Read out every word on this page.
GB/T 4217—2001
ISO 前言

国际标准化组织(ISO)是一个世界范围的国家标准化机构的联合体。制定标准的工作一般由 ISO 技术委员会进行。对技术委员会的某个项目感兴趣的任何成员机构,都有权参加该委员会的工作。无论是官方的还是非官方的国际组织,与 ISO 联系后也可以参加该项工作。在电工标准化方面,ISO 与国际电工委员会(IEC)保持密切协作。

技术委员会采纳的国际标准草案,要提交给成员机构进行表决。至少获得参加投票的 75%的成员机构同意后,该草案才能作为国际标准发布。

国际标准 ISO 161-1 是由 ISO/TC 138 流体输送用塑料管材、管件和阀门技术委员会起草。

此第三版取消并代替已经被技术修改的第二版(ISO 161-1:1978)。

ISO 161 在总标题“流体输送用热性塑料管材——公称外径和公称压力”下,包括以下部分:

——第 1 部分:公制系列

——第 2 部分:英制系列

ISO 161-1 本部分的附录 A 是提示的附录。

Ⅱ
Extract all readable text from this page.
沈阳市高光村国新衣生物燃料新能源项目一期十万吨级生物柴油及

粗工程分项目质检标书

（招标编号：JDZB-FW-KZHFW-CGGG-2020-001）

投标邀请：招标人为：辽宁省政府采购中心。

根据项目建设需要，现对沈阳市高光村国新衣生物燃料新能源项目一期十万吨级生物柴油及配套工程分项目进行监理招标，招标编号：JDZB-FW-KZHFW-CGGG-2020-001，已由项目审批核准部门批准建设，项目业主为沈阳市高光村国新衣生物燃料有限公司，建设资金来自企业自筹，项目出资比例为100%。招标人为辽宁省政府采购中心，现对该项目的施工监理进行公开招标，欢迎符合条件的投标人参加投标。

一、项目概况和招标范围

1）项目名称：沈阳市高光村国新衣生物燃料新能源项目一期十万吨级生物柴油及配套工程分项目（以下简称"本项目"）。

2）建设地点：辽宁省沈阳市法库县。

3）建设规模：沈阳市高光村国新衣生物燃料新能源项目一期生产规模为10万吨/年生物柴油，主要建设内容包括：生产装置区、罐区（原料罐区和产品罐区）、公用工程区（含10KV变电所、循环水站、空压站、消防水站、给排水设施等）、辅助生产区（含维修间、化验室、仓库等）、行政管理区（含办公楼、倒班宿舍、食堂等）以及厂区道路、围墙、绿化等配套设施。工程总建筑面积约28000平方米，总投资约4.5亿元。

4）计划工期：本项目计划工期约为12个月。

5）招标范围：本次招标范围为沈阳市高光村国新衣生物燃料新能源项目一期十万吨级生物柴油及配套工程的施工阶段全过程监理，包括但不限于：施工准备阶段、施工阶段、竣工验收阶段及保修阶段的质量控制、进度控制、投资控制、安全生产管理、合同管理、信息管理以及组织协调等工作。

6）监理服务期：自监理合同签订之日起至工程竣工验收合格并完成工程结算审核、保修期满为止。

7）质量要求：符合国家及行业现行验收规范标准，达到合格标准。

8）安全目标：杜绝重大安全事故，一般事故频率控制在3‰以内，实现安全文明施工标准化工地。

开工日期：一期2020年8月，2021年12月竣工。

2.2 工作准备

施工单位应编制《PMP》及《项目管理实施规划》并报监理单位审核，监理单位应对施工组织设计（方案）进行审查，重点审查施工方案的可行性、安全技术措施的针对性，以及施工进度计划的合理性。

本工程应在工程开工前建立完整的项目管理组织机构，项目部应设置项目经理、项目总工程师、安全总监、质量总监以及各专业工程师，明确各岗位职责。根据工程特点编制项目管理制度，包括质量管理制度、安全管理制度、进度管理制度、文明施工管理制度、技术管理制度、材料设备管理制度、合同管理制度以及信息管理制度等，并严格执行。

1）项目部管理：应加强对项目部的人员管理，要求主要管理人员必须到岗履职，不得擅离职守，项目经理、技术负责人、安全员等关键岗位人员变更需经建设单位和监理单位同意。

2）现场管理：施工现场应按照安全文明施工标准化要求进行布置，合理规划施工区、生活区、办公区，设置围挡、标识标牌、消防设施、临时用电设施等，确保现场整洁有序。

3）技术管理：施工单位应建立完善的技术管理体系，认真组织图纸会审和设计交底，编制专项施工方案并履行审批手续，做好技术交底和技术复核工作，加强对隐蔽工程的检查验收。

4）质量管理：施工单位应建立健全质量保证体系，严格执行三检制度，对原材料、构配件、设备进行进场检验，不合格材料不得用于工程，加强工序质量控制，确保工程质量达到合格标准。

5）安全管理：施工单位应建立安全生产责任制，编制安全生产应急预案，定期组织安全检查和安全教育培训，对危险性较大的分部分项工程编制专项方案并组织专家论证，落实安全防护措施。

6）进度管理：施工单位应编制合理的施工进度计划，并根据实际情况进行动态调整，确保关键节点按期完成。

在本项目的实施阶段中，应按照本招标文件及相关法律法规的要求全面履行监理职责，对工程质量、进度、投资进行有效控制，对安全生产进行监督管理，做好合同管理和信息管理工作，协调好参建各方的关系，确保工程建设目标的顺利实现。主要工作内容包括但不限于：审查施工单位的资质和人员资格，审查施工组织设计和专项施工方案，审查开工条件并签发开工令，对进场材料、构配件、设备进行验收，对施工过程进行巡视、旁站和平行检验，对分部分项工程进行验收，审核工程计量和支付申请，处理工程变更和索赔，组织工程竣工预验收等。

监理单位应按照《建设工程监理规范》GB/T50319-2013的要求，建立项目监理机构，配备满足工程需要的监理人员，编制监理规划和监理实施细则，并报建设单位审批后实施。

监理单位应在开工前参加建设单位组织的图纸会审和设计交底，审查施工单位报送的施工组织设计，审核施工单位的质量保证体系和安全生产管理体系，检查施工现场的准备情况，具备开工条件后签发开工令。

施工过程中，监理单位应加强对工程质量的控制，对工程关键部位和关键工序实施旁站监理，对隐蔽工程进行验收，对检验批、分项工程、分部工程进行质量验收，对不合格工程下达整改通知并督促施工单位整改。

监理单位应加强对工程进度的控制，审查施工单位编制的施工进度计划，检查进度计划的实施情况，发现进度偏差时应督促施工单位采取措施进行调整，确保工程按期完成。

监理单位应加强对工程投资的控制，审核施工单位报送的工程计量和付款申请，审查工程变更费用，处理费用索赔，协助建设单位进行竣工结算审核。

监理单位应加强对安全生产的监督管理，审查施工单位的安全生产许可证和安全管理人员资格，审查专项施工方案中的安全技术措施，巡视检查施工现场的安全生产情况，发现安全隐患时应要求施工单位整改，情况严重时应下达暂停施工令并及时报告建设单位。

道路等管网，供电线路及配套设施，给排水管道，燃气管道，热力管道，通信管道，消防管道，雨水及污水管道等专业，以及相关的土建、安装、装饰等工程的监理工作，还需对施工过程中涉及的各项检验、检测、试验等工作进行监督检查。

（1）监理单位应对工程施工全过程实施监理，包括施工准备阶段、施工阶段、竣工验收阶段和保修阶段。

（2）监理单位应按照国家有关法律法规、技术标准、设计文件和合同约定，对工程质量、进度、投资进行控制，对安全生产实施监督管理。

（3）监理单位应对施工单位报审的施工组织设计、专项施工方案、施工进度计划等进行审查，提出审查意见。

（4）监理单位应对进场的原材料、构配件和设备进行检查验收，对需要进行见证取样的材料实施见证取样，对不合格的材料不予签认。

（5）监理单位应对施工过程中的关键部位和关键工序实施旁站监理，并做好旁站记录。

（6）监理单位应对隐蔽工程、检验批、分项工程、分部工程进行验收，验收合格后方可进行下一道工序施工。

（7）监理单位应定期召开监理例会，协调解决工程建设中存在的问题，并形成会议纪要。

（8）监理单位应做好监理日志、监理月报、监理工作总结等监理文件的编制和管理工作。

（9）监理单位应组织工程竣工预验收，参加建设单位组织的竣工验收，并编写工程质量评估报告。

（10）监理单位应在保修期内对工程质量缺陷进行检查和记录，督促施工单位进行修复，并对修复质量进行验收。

......

[GIVEN REQUEST]
Extract all lines of the records above that include "施工阶段".

[RIGHT ANSWER]
5）招标范围：本次招标范围为沈阳市高光村国新衣生物燃料新能源项目一期十万吨级生物柴油及配套工程的施工阶段全过程监理，包括但不限于：施工准备阶段、施工阶段、竣工验收阶段及保修阶段的质量控制、进度控制、投资控制、安全生产管理、合同管理、信息管理以及组织协调等工作。
（1）监理单位应对工程施工全过程实施监理，包括施工准备阶段、施工阶段、竣工验收阶段和保修阶段。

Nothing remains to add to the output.